*YOUR TASK*.
Copy all lines below containing "document".

*STORED DATA*.
== == ==

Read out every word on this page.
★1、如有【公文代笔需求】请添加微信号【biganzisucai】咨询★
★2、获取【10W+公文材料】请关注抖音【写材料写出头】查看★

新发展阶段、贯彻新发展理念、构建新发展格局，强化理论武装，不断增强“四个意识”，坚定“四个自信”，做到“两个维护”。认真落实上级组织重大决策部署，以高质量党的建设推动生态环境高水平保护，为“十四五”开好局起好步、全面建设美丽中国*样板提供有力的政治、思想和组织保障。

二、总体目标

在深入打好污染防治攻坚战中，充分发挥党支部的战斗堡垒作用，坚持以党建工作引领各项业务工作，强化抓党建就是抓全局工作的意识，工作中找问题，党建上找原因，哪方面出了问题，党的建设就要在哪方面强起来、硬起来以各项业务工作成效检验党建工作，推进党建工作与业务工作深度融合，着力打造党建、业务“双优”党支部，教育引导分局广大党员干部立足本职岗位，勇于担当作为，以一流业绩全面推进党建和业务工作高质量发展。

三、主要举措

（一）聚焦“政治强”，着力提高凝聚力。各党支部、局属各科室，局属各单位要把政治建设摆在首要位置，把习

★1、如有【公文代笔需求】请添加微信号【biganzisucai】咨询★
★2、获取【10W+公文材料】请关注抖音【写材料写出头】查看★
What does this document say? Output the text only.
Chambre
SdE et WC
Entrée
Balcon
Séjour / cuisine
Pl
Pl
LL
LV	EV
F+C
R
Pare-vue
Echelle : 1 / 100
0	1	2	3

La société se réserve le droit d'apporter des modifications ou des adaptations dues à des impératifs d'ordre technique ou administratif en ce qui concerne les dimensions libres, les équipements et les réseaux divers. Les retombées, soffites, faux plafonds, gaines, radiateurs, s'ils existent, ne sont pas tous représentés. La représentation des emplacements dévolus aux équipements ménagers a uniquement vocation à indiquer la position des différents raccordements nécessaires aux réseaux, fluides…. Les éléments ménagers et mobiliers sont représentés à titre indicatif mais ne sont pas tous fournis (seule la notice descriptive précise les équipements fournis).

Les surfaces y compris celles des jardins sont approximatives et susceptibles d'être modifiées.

== == ==

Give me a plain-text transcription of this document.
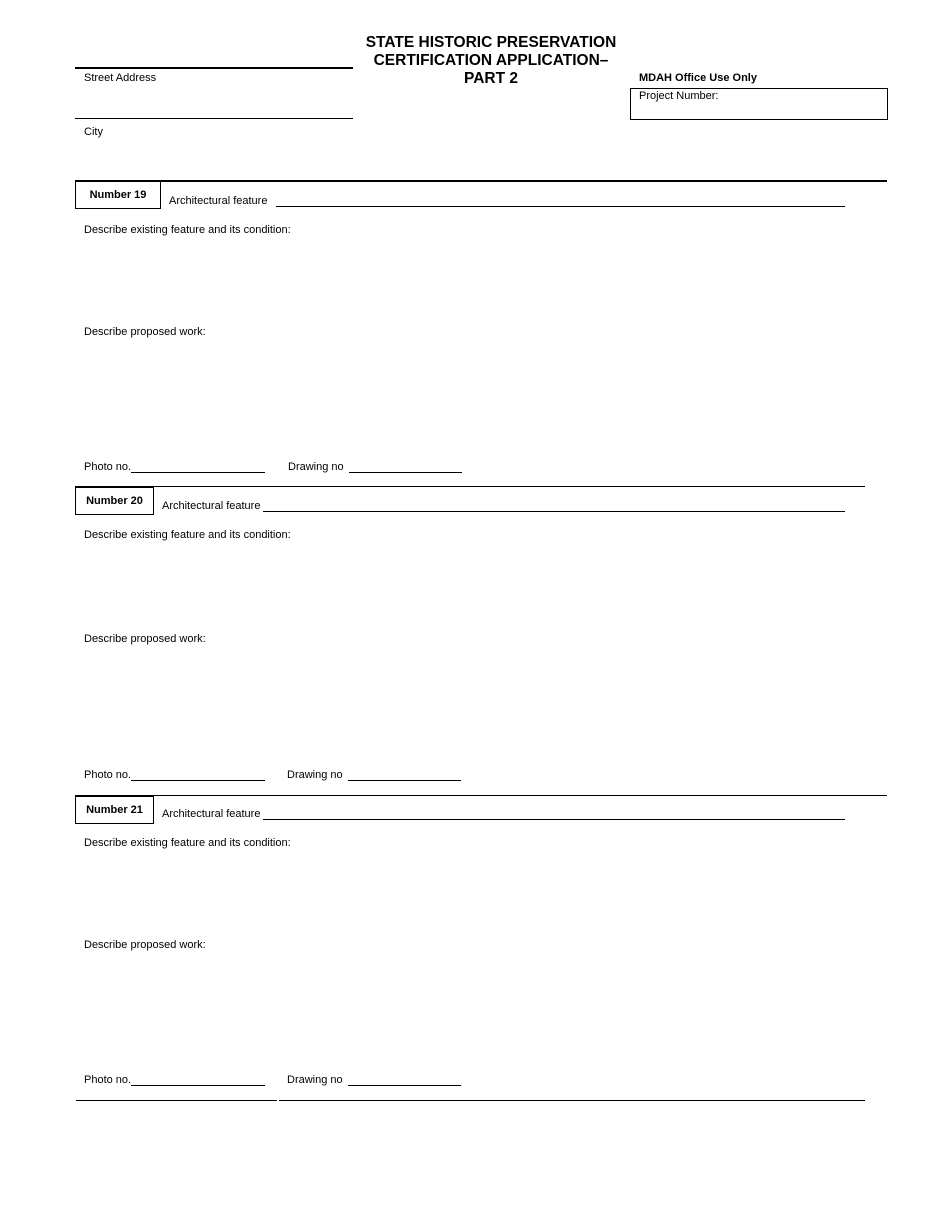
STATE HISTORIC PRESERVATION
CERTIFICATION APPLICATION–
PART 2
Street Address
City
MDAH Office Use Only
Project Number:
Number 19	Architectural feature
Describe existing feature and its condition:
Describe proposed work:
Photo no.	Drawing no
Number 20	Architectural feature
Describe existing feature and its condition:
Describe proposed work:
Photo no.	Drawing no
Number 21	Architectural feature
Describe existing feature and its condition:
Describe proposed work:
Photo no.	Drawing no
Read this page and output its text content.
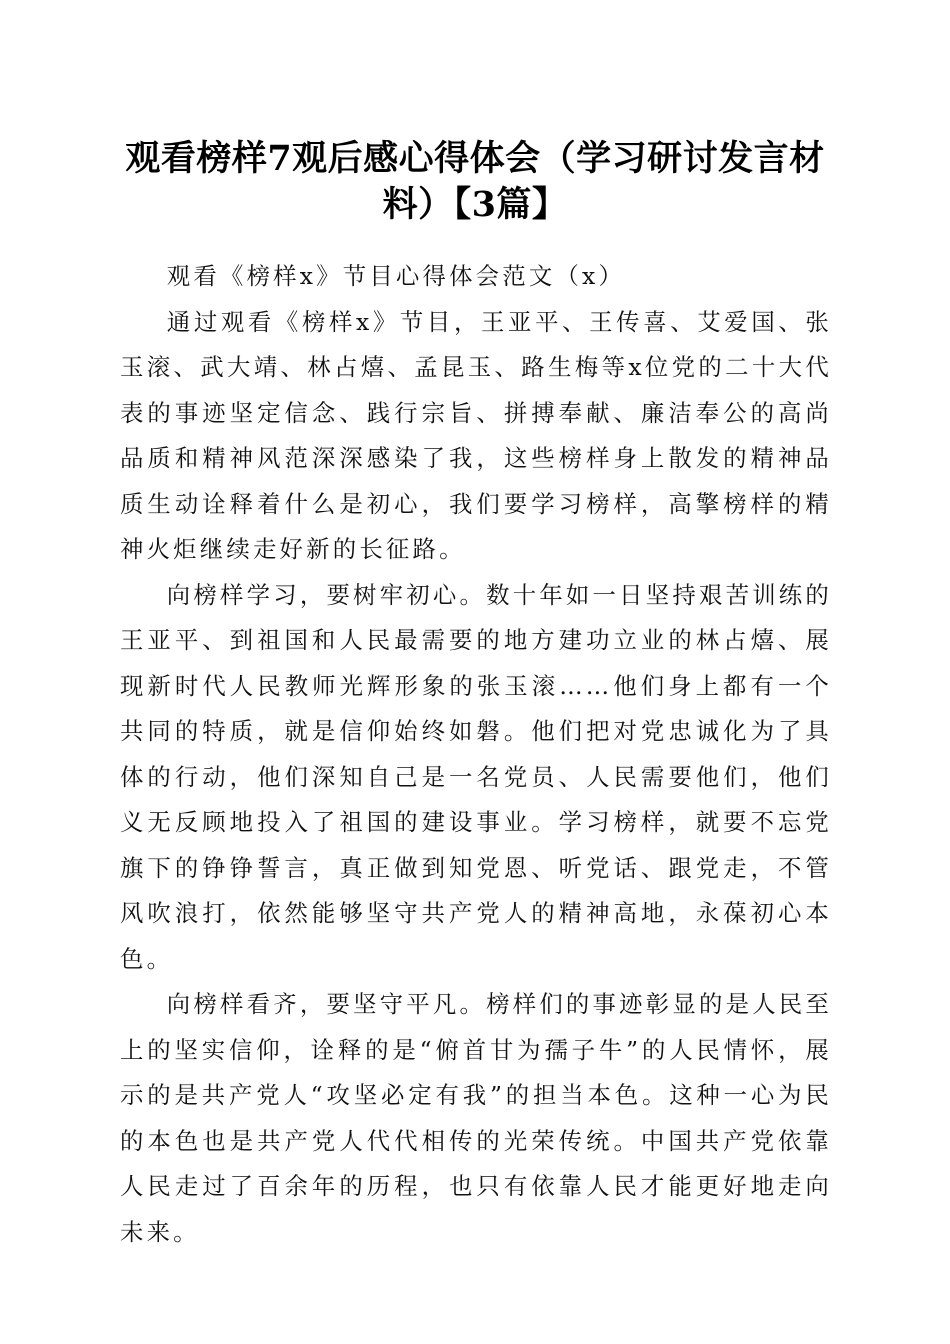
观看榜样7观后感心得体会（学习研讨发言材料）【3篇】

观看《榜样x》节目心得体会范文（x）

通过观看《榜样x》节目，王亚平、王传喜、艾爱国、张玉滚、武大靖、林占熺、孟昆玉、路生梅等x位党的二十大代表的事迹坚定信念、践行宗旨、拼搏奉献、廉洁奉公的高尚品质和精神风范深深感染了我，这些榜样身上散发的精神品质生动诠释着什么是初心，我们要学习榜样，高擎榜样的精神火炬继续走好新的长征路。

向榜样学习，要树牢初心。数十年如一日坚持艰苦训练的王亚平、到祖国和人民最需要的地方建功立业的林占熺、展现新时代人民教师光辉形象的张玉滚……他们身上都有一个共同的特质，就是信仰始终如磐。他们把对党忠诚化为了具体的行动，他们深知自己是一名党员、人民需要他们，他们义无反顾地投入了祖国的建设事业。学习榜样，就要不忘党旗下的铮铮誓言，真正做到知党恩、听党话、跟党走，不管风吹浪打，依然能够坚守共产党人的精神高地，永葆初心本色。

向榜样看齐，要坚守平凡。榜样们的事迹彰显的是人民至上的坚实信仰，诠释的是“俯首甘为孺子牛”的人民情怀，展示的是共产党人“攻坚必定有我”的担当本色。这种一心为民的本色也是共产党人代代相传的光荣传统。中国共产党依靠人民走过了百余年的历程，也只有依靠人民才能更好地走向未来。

== == ==

*ANSWER TO THIS EXERCISE*.
What does this document say? Output the text only.
Give me a plain-text transcription of this document.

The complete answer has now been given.